EXCERPT PROVIDED

══════

A group of over 30 organizations including the Department of Homeland Security, Microsoft, and Symantec collaborated recently on a security project designed to identify the top 25 coding errors programmers make when building Web sites.
Since many of the mistakes can leave sites vulnerable to to cyber crime, it's a good idea to peruse the list and make sure you don't have any security gaps in your systems. In fact, just two of the 25 errors account for more than 1.5 million security breaches last year.
Some of the errors the group identified include: Improper Resource Shutdown or Release (CEW-404), Cleartext Transmission of Sensitive Information (CWE-319), and Error Message Information Leak (CWE-209).
Patrick Lincoln, director of the Computer Science Laboratory at SRI International, acknowledges that even if all these errors were corrected or prevented, serious hackers won't be deterred. "The real dedicated serial attacker will probably find a way in even if all these errors were removed. But a high school hacker with malicious intent - ankle-biters if you will - would be deterred from breaking in," he told the BBC.
According to the SANS Institute, which organized the team effort, the list will impact everyone from employers to universities. The Institute claims software buyers will "will require that software vendors certify in writing that the code they are delivering is free of these 25 programming errors." Additionally, colleges will be in a better position to teach secure coding with the list as a starting point and programmers can use it to measure software security.
The SANS Institute says its goal in publicizing the list of errors is to increase security within the nation's Web-infrastrustructure.

══════

INFORMATION SHOWN
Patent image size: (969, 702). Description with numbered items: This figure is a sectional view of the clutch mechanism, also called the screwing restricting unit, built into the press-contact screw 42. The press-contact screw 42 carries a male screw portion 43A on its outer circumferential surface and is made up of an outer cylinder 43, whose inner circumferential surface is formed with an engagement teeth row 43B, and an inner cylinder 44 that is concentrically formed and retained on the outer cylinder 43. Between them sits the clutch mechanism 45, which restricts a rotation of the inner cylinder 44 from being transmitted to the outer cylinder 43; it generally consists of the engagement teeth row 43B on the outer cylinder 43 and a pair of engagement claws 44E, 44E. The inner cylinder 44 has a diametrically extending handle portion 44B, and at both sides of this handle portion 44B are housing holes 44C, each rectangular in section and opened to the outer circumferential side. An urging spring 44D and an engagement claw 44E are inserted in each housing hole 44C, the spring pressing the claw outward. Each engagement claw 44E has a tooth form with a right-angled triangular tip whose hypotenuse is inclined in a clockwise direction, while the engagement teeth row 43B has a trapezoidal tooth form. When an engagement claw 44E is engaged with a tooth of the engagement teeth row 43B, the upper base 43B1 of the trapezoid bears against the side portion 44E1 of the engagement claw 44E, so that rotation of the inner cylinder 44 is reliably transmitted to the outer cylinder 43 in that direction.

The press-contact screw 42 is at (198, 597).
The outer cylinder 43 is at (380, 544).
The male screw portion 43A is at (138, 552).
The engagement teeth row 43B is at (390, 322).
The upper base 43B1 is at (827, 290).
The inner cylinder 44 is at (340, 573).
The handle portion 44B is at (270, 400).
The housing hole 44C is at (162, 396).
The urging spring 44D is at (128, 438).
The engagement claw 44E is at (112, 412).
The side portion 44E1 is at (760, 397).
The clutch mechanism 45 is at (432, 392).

══════

EXERCISE DETAILS
Quote the passage from the piece on the top 25 coding errors starting at "According to the" and ending at "measure software security.".

ANSWER BELOW
According to the SANS Institute, which organized the team effort, the list will impact everyone from employers to universities. The Institute claims software buyers will "will require that software vendors certify in writing that the code they are delivering is free of these 25 programming errors." Additionally, colleges will be in a better position to teach secure coding with the list as a starting point and programmers can use it to measure software security.